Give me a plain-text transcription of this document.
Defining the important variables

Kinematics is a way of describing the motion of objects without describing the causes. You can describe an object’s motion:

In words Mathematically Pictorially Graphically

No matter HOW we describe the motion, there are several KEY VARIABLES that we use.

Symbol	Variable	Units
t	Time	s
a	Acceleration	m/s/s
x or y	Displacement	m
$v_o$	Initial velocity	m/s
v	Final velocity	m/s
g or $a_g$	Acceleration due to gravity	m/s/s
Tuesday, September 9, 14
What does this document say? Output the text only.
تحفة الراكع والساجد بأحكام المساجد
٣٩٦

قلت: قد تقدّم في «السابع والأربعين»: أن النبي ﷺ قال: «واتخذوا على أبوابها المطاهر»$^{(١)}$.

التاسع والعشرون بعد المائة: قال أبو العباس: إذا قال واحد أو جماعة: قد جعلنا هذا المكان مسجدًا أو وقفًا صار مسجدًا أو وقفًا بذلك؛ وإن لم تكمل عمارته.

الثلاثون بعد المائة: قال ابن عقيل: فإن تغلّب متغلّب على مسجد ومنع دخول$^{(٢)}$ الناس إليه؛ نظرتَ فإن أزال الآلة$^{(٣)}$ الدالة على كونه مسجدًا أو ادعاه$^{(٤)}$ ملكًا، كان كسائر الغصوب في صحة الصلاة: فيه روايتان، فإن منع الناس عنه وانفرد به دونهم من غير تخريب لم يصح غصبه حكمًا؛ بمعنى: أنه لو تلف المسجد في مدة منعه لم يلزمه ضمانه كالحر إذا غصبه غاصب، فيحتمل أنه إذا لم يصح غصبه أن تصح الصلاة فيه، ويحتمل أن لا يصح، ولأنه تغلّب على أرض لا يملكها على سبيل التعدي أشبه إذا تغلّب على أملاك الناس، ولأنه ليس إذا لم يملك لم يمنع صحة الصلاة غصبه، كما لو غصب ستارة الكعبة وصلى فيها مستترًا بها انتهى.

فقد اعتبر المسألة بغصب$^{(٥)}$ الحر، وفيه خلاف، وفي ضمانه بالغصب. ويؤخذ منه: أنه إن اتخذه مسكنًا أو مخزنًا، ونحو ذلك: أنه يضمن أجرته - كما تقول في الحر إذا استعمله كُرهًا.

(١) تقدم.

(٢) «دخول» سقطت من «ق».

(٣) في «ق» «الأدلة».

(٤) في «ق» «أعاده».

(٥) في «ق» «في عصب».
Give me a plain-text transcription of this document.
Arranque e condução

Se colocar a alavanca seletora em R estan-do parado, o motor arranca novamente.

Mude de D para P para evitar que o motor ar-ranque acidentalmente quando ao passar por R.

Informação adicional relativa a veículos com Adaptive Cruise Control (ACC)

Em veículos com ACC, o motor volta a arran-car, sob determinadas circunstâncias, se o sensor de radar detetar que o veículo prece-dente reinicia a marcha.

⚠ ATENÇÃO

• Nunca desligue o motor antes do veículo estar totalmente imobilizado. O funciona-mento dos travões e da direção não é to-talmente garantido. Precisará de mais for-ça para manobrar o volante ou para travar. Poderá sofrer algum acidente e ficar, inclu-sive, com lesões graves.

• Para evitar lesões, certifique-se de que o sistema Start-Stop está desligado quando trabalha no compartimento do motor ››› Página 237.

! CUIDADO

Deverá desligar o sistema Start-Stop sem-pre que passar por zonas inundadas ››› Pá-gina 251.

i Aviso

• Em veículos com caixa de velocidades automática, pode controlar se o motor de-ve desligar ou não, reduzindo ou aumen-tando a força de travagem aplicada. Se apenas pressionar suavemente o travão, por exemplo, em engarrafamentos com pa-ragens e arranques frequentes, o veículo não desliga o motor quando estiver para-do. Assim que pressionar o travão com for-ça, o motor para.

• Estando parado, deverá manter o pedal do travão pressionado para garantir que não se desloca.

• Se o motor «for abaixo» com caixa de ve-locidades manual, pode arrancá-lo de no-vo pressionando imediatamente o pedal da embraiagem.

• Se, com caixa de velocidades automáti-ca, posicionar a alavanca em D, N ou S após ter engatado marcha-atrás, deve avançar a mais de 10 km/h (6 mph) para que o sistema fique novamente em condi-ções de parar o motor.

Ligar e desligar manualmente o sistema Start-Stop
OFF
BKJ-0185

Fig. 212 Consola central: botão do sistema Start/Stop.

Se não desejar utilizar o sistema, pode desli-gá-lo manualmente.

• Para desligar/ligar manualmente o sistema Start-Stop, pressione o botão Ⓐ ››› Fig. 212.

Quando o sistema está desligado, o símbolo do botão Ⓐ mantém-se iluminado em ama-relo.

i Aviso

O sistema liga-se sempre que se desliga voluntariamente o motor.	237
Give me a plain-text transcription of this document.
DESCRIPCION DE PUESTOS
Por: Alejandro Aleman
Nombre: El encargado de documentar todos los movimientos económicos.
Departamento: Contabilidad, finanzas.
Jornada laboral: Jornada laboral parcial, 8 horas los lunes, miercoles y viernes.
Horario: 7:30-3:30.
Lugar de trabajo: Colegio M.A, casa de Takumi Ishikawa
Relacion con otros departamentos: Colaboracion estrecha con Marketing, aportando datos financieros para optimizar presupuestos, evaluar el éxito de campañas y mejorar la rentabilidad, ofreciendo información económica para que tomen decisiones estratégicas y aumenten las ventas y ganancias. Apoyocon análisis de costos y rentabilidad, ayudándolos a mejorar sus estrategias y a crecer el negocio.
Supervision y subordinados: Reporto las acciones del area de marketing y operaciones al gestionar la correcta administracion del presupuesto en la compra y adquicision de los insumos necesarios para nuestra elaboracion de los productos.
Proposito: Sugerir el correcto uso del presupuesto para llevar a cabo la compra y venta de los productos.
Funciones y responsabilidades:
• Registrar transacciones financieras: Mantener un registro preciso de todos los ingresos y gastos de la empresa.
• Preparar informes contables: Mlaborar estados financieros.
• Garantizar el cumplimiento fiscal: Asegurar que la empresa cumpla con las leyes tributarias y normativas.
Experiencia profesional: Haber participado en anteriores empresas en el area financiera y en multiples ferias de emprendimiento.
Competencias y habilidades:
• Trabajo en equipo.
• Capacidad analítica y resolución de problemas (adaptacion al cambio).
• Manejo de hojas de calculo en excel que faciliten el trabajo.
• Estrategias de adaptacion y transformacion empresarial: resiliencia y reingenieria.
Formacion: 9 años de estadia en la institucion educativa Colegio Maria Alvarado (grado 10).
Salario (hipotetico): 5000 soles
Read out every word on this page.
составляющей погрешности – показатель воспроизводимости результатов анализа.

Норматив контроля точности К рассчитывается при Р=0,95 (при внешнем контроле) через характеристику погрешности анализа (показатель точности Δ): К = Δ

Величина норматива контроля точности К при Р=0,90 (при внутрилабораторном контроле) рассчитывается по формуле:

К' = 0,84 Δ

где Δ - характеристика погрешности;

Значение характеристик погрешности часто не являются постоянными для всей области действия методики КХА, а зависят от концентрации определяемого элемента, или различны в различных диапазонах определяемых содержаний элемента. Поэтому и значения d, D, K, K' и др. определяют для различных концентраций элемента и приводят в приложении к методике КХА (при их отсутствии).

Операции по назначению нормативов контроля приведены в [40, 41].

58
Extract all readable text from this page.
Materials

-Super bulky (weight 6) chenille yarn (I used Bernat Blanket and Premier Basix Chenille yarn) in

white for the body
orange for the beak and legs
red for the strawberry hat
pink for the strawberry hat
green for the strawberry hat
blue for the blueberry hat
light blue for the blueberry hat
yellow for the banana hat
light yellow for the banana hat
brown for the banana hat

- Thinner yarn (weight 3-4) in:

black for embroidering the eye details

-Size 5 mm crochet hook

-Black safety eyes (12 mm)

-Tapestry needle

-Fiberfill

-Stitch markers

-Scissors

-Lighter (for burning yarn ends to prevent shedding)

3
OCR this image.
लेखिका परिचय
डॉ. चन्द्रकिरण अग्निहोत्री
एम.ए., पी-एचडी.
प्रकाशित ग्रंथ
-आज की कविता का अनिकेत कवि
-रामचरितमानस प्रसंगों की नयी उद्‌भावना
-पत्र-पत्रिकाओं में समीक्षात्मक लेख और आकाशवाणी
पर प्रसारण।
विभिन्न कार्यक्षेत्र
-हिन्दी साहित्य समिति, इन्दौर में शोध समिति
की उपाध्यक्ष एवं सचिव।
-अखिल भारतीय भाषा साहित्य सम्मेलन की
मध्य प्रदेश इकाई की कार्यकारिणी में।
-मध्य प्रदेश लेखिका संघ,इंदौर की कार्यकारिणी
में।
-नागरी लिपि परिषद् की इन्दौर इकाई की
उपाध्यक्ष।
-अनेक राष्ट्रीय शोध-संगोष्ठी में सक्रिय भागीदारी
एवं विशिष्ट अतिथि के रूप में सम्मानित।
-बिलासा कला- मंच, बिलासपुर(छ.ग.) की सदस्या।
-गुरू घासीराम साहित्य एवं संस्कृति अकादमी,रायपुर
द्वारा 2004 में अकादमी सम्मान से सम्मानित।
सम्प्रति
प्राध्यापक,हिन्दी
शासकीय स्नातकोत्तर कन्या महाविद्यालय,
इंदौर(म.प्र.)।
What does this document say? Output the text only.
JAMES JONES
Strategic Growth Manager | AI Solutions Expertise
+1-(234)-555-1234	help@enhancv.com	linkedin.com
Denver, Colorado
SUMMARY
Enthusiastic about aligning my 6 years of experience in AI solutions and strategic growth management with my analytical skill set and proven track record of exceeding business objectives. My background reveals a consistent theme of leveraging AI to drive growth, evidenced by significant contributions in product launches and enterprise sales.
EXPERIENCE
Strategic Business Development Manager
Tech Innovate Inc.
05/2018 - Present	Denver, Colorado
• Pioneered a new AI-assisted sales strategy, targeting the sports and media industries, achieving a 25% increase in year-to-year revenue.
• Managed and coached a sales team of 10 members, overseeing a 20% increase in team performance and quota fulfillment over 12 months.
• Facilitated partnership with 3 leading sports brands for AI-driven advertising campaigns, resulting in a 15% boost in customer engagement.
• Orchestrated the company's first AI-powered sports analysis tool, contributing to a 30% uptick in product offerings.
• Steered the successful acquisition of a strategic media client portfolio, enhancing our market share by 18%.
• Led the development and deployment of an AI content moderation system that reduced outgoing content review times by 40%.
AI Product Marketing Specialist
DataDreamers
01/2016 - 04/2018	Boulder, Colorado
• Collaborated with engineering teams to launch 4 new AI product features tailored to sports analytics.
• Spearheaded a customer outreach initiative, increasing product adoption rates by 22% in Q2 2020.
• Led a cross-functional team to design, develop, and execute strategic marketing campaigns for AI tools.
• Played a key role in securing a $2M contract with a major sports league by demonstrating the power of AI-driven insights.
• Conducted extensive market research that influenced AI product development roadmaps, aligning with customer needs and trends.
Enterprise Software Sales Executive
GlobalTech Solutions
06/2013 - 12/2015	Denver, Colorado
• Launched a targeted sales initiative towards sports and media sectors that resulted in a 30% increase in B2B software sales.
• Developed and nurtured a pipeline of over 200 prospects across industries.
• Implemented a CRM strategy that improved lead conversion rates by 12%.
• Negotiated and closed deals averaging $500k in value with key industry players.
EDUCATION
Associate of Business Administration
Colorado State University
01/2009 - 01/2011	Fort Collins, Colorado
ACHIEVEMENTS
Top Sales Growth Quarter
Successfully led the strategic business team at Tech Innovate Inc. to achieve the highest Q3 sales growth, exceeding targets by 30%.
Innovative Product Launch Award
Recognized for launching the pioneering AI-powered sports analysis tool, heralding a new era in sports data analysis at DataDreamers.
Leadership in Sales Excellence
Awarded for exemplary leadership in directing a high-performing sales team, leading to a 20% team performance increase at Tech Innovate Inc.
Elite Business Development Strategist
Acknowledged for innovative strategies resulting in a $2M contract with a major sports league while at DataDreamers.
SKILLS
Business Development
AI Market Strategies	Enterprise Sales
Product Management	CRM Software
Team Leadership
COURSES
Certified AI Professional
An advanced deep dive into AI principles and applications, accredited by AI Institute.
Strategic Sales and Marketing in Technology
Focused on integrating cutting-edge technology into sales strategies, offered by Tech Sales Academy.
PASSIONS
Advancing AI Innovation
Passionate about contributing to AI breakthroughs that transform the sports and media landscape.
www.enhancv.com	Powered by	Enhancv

-------

■ What you need to do
Identify all lines where the word "pedal" shows up. Copy them.

■ Task response
• Estando parado, deverá manter o pedal do travão pressionado para garantir que não se desloca.
• Se o motor «for abaixo» com caixa de ve-locidades manual, pode arrancá-lo de no-vo pressionando imediatamente o pedal da embraiagem.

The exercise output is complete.